Objetivo de la tarea
Según el texto sobre pedir ayuda, ¿cómo suele sentirse una persona cuando tiene que presentarnos su necesidad?

Nuestros
miedos y desconfianzas algunas veces van acompañados un poquito de nuestra
soberbia, pero también de no creer en la bondad de las personas
1Samuel 4, 1-11; Sal 43; Marcos 1, 40-45
¿Pedir ayuda cuando estamos en
necesidad? No es una cosa que sea fácil hacerlo. A una primera impresión no nos
parece que esa sea la respuesta. Vemos a la gente pidiendo por nuestras calles
o a las puertas de nuestras Iglesias o lugares públicos, quizá alguien nos
toque a la puerta queriendo mover nuestro corazón a la compasión presentándonos
sus necesidades, pero ¿acaso hemos pensado cómo se siente una persona en su
interior cuando se ve en esa extrema necesidad de tener que acudir a alguien
para que le preste ayuda? Aunque nos encontremos cosas de frescos o caraduras
que tienen cara para todo y se valen de mil recursos para movernos a compasión,
lo normal es que una persona se sienta muy mal en su interior, humillada
interiormente cuando llega a tenernos que presentar su necesidad. Cuidado no
juzguemos por la misma raya cuando veamos a alguien que nos pide ayuda.

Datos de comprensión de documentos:
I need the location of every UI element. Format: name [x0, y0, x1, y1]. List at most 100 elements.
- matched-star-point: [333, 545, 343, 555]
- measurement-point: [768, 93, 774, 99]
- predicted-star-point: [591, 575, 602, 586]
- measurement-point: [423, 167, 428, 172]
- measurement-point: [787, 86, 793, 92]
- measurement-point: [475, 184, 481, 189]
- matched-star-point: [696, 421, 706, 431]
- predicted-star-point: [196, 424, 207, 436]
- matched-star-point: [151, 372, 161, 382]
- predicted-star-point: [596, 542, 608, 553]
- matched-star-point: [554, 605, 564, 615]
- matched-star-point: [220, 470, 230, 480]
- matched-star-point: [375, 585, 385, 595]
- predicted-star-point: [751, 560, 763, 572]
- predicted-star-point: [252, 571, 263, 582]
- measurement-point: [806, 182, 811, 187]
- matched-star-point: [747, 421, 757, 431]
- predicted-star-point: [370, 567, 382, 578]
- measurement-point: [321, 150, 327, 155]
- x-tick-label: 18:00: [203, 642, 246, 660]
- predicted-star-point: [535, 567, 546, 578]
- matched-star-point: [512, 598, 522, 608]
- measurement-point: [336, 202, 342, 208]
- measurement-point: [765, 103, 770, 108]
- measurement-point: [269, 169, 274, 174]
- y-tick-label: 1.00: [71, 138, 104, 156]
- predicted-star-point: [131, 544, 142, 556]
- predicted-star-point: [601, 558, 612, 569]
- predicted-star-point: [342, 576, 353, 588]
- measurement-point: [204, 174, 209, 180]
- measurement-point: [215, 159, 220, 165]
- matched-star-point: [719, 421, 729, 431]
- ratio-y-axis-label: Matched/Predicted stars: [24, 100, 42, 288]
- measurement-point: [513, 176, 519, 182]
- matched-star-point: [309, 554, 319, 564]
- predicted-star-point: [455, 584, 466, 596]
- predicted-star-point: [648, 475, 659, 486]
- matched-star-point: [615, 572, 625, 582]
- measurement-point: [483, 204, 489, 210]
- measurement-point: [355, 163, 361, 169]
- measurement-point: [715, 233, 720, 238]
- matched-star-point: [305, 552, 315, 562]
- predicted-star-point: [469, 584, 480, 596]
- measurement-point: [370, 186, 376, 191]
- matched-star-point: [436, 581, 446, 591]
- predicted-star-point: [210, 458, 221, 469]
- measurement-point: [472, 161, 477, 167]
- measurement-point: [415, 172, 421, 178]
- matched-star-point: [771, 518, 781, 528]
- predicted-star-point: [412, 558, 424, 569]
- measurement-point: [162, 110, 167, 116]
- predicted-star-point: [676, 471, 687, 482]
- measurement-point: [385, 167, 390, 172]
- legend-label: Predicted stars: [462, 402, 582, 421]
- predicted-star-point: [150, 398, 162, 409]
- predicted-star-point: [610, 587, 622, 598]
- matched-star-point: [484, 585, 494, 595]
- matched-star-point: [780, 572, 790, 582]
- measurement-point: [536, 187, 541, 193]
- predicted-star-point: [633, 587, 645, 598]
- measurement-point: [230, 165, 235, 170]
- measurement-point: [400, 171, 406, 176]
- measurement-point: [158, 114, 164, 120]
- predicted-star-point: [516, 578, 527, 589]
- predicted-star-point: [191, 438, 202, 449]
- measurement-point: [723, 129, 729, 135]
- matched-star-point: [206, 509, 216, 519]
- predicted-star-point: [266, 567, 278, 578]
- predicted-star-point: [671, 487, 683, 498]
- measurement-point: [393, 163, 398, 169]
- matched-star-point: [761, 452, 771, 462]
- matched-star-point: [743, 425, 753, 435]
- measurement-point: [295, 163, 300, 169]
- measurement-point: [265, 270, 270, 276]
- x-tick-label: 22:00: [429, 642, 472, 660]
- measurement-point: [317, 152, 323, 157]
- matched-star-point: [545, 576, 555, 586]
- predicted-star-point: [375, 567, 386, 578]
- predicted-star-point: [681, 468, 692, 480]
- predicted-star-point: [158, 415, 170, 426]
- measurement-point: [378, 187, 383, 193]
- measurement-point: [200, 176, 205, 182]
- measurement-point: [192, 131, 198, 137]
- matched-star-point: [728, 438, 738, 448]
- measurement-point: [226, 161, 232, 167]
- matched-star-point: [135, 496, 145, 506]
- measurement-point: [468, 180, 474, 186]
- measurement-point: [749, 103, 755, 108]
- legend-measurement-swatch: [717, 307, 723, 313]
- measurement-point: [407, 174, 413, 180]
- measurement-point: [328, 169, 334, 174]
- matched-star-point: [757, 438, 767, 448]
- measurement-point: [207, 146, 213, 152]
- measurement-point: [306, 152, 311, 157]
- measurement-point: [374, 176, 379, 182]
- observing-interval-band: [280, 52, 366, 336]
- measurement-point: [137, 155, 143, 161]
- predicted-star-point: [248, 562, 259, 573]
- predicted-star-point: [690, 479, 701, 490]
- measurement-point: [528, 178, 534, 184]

Tarea resuelta
Se siente muy mal en su interior, humillada interiormente.